▶ Your assignment:
Retrieve each line that contains the word "University" from the entries below.

▶ Data to examine:
= = = = = = =
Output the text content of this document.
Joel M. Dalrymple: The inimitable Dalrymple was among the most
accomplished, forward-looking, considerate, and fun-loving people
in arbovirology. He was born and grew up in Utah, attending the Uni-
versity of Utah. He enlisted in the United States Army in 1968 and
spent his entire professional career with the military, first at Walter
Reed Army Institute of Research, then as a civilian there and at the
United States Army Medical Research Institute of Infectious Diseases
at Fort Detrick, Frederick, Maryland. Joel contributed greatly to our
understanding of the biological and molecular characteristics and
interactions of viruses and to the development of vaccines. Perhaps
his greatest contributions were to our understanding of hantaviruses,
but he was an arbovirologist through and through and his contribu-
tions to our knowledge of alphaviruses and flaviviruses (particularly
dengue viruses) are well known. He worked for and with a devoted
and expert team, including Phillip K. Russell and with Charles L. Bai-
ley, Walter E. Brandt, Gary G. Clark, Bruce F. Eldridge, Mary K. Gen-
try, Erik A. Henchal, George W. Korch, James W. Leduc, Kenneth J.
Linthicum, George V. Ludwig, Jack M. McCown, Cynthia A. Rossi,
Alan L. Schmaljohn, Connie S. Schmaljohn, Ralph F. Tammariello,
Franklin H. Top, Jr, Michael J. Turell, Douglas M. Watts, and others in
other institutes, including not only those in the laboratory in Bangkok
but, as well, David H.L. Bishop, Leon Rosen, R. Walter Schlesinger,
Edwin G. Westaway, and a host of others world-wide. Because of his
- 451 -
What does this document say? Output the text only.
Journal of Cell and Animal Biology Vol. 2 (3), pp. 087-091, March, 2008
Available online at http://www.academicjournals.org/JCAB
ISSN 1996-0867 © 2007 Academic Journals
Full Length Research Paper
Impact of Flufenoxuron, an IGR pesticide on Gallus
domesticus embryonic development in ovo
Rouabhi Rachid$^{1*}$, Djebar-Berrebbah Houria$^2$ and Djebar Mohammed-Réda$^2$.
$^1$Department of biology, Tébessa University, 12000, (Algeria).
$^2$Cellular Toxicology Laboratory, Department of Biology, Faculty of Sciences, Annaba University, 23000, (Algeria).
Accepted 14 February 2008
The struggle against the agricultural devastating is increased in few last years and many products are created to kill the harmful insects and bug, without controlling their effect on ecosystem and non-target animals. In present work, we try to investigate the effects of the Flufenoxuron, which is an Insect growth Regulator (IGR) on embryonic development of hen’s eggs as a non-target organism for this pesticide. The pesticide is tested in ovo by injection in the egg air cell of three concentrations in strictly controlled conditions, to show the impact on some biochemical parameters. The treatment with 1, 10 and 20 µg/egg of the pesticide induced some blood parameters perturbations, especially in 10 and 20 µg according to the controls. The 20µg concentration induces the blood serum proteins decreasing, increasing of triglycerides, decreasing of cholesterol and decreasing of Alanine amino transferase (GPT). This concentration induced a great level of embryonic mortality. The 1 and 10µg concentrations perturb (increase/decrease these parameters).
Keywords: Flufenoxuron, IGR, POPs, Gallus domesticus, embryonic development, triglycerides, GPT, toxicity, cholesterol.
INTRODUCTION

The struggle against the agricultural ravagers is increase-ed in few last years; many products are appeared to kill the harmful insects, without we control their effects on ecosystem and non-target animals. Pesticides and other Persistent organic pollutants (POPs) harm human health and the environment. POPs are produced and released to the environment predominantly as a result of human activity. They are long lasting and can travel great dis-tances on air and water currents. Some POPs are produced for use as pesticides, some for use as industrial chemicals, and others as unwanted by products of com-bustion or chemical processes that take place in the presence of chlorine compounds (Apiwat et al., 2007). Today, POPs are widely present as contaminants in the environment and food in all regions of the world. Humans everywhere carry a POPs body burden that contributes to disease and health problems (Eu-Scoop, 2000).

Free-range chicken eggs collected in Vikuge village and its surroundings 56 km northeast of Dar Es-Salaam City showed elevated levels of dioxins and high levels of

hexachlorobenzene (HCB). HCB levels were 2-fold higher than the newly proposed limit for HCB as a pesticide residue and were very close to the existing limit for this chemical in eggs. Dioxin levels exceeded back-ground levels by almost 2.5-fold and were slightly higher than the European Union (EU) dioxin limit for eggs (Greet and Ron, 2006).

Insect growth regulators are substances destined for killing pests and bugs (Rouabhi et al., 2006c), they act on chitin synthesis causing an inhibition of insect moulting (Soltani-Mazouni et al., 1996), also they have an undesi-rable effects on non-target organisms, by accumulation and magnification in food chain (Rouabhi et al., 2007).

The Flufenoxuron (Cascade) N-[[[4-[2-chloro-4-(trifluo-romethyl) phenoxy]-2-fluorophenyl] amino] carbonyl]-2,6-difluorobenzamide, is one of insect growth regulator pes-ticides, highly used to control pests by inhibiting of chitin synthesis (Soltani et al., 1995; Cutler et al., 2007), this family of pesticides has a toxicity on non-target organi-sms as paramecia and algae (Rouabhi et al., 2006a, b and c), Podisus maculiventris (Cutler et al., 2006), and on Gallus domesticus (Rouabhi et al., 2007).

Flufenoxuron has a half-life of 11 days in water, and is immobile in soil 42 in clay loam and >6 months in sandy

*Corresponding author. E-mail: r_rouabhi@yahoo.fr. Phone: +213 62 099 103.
= = = = = = =
▶ Task output:
$^1$Department of biology, Tébessa University, 12000, (Algeria).
$^2$Cellular Toxicology Laboratory, Department of Biology, Faculty of Sciences, Annaba University, 23000, (Algeria).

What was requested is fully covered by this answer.